▶ [Excerpted records]
╔══

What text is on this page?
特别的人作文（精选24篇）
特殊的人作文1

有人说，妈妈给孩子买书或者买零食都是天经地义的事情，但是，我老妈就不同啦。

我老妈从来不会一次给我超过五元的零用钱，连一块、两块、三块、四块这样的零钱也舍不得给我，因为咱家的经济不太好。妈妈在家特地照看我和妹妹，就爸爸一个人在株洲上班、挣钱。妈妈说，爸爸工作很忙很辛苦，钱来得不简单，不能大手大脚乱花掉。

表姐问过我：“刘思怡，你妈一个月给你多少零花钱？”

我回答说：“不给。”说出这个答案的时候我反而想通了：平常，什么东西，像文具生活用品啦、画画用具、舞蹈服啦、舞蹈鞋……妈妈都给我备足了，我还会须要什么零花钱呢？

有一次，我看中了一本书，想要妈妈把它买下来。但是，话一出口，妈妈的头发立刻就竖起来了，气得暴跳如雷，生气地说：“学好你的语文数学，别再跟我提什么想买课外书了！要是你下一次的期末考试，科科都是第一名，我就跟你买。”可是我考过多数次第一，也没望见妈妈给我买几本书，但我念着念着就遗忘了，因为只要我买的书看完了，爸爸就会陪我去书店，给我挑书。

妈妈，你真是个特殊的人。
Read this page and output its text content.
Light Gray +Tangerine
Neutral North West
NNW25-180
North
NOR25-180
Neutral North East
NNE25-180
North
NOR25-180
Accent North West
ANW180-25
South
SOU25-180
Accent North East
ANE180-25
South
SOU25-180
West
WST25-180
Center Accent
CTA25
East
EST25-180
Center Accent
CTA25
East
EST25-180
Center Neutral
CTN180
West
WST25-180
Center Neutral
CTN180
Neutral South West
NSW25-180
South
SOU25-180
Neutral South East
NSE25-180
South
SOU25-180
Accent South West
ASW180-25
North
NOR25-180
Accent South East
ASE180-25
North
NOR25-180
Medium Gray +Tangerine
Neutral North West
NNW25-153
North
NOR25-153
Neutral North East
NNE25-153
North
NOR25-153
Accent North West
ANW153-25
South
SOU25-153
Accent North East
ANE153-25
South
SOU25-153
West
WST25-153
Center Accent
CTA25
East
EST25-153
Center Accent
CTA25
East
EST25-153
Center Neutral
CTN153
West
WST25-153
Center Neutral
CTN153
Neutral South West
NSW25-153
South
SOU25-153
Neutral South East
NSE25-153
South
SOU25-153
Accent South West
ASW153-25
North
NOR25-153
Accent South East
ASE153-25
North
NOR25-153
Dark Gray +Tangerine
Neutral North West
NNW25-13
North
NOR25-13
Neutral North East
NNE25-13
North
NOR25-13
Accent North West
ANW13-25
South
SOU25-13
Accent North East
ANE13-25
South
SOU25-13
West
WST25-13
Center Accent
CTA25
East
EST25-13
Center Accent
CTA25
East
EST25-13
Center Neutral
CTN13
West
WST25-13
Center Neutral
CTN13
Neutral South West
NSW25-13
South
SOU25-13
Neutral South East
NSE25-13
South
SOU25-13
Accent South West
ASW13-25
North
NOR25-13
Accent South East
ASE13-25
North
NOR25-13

╚══

▶ [The request] Display every line of the listing that contains the string "this".

▶ [Exercise output]
What text is on this page?
Read this page and output its text content.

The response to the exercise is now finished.